TASK: Return every row below unchanged, character for character.
***
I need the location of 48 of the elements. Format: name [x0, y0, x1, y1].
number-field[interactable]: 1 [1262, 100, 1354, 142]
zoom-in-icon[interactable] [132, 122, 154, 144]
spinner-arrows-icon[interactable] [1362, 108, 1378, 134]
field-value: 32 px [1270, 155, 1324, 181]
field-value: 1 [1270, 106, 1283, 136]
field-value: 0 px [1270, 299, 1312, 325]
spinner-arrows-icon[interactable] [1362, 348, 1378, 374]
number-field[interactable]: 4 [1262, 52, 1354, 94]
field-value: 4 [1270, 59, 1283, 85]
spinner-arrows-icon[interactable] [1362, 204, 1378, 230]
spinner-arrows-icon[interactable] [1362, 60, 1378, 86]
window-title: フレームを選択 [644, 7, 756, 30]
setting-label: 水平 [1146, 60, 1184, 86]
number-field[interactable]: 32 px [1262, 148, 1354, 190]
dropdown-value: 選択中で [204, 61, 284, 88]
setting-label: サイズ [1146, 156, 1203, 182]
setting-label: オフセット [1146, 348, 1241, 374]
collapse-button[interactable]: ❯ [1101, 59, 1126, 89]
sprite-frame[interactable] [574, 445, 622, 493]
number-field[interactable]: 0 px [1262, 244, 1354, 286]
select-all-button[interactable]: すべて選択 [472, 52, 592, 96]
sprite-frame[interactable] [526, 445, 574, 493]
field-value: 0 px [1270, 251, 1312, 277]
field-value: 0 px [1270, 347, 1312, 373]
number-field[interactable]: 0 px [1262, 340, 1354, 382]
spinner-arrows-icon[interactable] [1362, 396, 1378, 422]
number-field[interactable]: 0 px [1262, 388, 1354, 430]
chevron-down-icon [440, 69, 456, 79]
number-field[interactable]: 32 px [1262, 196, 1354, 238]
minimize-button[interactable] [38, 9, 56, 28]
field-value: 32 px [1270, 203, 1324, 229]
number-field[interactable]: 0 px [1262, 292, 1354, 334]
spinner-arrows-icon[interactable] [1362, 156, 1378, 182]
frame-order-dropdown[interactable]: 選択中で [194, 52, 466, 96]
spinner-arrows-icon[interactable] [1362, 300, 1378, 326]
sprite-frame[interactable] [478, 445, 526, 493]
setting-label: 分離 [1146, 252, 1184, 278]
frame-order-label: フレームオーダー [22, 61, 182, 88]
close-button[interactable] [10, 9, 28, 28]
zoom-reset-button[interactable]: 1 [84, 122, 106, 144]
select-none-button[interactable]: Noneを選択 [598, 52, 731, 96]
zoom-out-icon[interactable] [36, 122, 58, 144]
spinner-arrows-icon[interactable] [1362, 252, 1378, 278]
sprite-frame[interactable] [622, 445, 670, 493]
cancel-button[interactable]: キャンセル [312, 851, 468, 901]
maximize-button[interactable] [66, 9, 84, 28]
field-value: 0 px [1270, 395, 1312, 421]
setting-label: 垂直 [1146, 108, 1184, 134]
***
SOLVED EXERCISE:
I need the location of 48 of the elements. Format: name [x0, y0, x1, y1].
number-field[interactable]: 1 [1262, 100, 1354, 142]
zoom-in-icon[interactable] [132, 122, 154, 144]
spinner-arrows-icon[interactable] [1362, 108, 1378, 134]
field-value: 32 px [1270, 155, 1324, 181]
field-value: 1 [1270, 106, 1283, 136]
field-value: 0 px [1270, 299, 1312, 325]
spinner-arrows-icon[interactable] [1362, 348, 1378, 374]
number-field[interactable]: 4 [1262, 52, 1354, 94]
field-value: 4 [1270, 59, 1283, 85]
spinner-arrows-icon[interactable] [1362, 204, 1378, 230]
spinner-arrows-icon[interactable] [1362, 60, 1378, 86]
window-title: フレームを選択 [644, 7, 756, 30]
setting-label: 水平 [1146, 60, 1184, 86]
number-field[interactable]: 32 px [1262, 148, 1354, 190]
dropdown-value: 選択中で [204, 61, 284, 88]
setting-label: サイズ [1146, 156, 1203, 182]
setting-label: オフセット [1146, 348, 1241, 374]
collapse-button[interactable]: ❯ [1101, 59, 1126, 89]
sprite-frame[interactable] [574, 445, 622, 493]
number-field[interactable]: 0 px [1262, 244, 1354, 286]
select-all-button[interactable]: すべて選択 [472, 52, 592, 96]
sprite-frame[interactable] [526, 445, 574, 493]
field-value: 0 px [1270, 251, 1312, 277]
field-value: 0 px [1270, 347, 1312, 373]
number-field[interactable]: 0 px [1262, 340, 1354, 382]
spinner-arrows-icon[interactable] [1362, 396, 1378, 422]
number-field[interactable]: 0 px [1262, 388, 1354, 430]
chevron-down-icon [440, 69, 456, 79]
number-field[interactable]: 32 px [1262, 196, 1354, 238]
minimize-button[interactable] [38, 9, 56, 28]
field-value: 32 px [1270, 203, 1324, 229]
number-field[interactable]: 0 px [1262, 292, 1354, 334]
spinner-arrows-icon[interactable] [1362, 156, 1378, 182]
frame-order-dropdown[interactable]: 選択中で [194, 52, 466, 96]
spinner-arrows-icon[interactable] [1362, 300, 1378, 326]
sprite-frame[interactable] [478, 445, 526, 493]
setting-label: 分離 [1146, 252, 1184, 278]
frame-order-label: フレームオーダー [22, 61, 182, 88]
close-button[interactable] [10, 9, 28, 28]
zoom-reset-button[interactable]: 1 [84, 122, 106, 144]
select-none-button[interactable]: Noneを選択 [598, 52, 731, 96]
zoom-out-icon[interactable] [36, 122, 58, 144]
spinner-arrows-icon[interactable] [1362, 252, 1378, 278]
sprite-frame[interactable] [622, 445, 670, 493]
cancel-button[interactable]: キャンセル [312, 851, 468, 901]
maximize-button[interactable] [66, 9, 84, 28]
field-value: 0 px [1270, 395, 1312, 421]
setting-label: 垂直 [1146, 108, 1184, 134]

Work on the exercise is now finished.